Dataset content =>
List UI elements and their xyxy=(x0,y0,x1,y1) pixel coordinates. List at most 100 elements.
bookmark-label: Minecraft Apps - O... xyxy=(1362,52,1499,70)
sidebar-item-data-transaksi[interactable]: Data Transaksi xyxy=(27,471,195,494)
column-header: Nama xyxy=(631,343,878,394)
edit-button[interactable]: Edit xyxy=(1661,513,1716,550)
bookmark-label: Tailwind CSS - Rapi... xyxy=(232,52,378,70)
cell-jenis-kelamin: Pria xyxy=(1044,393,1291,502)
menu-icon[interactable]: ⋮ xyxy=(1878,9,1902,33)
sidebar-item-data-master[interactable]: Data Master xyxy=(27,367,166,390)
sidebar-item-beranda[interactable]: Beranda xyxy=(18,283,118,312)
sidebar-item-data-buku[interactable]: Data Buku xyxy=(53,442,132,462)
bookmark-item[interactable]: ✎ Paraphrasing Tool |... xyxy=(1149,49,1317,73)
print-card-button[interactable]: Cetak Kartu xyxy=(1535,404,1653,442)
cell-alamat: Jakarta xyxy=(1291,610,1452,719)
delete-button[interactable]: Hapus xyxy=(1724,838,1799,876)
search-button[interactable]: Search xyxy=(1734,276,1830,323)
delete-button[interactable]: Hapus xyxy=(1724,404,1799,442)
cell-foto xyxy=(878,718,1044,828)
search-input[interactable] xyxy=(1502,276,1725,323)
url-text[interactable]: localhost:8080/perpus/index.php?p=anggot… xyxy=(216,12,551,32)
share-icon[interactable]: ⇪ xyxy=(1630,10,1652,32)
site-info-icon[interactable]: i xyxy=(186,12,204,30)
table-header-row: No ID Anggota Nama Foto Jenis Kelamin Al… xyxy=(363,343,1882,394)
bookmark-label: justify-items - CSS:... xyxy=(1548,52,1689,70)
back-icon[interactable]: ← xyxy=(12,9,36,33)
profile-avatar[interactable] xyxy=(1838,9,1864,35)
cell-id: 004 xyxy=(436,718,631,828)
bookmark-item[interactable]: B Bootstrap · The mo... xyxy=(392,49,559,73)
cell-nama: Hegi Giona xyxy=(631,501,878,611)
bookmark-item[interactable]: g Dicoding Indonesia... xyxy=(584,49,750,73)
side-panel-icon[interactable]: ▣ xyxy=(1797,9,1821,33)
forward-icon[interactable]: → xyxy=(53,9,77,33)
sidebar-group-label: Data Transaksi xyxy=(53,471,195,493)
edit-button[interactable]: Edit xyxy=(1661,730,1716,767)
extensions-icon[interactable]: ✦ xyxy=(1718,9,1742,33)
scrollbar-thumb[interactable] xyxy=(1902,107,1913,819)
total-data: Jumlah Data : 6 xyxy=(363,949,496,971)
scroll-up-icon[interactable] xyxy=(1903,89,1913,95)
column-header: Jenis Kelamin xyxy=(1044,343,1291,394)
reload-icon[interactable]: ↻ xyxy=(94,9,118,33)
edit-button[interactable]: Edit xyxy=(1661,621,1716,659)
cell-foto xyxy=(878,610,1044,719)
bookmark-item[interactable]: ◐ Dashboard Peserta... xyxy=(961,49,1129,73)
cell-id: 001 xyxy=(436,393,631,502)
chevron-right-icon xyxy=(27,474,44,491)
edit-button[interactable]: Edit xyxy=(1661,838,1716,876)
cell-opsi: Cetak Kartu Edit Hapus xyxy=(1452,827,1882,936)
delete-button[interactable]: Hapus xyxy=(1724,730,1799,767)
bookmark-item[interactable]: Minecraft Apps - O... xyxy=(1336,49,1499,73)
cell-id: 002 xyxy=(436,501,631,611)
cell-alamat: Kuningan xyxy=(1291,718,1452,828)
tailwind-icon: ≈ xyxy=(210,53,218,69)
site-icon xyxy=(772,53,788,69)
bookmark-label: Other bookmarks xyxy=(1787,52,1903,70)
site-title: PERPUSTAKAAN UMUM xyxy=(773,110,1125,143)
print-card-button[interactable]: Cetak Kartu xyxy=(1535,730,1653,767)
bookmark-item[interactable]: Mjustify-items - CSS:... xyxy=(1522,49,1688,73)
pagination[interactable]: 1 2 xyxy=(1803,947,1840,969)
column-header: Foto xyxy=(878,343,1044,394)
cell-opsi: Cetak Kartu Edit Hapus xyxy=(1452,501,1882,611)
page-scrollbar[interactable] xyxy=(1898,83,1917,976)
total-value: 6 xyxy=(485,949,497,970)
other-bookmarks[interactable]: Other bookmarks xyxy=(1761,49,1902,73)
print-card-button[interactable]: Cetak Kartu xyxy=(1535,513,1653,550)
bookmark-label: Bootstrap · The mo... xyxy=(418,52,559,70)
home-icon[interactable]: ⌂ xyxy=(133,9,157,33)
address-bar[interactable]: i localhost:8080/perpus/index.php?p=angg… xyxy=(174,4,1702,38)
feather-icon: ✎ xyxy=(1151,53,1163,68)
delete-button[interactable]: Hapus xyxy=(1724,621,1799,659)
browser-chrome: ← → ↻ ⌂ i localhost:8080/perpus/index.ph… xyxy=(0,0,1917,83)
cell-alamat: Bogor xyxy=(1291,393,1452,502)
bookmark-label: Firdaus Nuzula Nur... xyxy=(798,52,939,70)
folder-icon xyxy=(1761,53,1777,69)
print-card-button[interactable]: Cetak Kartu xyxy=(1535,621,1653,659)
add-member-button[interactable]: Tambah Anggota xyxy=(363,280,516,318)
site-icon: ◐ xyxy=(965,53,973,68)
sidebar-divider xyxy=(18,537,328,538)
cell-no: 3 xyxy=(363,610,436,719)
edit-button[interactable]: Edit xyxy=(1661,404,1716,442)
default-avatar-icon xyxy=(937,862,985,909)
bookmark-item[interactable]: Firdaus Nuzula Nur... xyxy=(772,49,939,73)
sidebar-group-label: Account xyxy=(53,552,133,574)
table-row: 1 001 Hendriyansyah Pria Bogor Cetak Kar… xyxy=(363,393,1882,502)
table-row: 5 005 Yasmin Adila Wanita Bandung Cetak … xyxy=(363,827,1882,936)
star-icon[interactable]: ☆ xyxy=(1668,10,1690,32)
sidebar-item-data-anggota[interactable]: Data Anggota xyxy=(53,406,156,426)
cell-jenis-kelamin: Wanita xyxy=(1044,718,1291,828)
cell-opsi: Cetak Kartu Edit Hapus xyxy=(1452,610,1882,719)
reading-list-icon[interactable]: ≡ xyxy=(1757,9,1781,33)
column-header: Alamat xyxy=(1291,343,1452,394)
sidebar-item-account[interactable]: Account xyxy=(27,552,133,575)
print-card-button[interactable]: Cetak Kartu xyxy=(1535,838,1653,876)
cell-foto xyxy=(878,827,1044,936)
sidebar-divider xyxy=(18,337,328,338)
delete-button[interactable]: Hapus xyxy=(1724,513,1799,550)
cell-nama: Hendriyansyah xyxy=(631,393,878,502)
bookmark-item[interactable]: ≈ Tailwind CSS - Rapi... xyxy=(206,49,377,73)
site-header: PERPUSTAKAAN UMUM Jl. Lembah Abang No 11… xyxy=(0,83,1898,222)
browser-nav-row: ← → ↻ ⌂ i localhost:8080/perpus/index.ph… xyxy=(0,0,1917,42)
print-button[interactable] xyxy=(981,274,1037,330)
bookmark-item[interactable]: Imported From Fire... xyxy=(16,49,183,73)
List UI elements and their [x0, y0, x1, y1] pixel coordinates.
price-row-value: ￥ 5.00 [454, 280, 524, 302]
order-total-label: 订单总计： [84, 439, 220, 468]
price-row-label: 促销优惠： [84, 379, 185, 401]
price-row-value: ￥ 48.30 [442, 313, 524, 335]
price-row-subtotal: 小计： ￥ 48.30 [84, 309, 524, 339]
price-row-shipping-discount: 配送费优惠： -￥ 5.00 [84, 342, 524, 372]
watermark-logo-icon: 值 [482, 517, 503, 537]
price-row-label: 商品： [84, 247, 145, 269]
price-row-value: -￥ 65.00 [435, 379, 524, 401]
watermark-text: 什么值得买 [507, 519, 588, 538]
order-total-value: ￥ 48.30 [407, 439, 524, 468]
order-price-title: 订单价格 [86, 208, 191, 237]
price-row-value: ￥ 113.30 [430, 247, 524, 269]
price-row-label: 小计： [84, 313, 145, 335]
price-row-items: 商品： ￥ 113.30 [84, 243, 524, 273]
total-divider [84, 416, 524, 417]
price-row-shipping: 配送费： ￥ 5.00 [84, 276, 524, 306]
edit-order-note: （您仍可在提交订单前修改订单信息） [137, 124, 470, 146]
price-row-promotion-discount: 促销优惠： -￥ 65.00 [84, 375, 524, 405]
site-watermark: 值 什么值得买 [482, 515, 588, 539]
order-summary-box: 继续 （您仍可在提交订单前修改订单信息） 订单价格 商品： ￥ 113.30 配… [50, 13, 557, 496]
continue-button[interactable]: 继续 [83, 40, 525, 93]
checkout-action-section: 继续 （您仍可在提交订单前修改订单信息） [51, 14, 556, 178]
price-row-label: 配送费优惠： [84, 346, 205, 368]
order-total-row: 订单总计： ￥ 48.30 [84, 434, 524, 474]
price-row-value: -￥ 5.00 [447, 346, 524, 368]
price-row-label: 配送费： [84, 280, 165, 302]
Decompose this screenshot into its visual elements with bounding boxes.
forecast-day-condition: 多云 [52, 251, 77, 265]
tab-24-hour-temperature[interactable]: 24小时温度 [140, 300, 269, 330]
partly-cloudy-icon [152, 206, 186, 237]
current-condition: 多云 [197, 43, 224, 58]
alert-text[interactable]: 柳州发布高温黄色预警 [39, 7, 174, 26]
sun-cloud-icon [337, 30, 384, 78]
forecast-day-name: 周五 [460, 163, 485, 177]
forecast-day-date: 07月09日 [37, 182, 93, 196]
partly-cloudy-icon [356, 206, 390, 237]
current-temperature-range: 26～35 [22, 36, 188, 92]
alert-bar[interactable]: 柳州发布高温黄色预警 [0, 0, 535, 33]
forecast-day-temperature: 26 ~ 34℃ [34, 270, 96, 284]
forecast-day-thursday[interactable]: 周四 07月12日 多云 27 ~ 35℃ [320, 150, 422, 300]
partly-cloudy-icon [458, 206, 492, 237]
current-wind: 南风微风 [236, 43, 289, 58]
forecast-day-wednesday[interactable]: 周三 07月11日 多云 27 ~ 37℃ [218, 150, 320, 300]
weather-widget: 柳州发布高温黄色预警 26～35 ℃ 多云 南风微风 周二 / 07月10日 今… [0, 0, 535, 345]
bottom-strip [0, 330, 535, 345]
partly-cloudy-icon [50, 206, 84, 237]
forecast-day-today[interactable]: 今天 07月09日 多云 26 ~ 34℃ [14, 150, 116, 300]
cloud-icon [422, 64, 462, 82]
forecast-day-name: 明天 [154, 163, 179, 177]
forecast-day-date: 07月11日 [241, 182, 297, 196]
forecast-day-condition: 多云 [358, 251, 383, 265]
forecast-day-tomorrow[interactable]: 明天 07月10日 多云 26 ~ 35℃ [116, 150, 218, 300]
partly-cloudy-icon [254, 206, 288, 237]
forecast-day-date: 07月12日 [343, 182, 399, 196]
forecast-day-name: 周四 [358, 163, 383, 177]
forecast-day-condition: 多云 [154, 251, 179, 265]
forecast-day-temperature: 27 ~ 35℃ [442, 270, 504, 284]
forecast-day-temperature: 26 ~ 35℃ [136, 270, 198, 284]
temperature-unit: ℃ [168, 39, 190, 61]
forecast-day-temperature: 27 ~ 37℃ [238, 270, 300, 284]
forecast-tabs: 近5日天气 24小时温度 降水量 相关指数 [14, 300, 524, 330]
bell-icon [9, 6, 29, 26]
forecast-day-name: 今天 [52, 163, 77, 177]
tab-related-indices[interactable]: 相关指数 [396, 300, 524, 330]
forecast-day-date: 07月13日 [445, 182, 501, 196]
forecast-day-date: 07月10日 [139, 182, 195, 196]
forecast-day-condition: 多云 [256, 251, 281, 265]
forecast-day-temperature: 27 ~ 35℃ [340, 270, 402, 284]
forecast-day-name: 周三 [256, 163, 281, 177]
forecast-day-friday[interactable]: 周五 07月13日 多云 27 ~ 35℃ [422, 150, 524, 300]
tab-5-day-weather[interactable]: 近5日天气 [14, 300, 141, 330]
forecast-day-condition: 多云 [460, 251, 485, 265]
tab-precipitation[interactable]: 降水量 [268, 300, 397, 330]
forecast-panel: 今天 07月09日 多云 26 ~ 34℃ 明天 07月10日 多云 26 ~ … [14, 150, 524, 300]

Problem details =>
Reproduce the entries verbatim, beginning at the start of the entries and continuing through the line containing "Cetak Kartu xyxy=(1535,404,1653,442)".

In response =>
List UI elements and their xyxy=(x0,y0,x1,y1) pixel coordinates. List at most 100 elements.
bookmark-label: Minecraft Apps - O... xyxy=(1362,52,1499,70)
sidebar-item-data-transaksi[interactable]: Data Transaksi xyxy=(27,471,195,494)
column-header: Nama xyxy=(631,343,878,394)
edit-button[interactable]: Edit xyxy=(1661,513,1716,550)
bookmark-label: Tailwind CSS - Rapi... xyxy=(232,52,378,70)
cell-jenis-kelamin: Pria xyxy=(1044,393,1291,502)
menu-icon[interactable]: ⋮ xyxy=(1878,9,1902,33)
sidebar-item-data-master[interactable]: Data Master xyxy=(27,367,166,390)
sidebar-item-beranda[interactable]: Beranda xyxy=(18,283,118,312)
sidebar-item-data-buku[interactable]: Data Buku xyxy=(53,442,132,462)
bookmark-item[interactable]: ✎ Paraphrasing Tool |... xyxy=(1149,49,1317,73)
print-card-button[interactable]: Cetak Kartu xyxy=(1535,404,1653,442)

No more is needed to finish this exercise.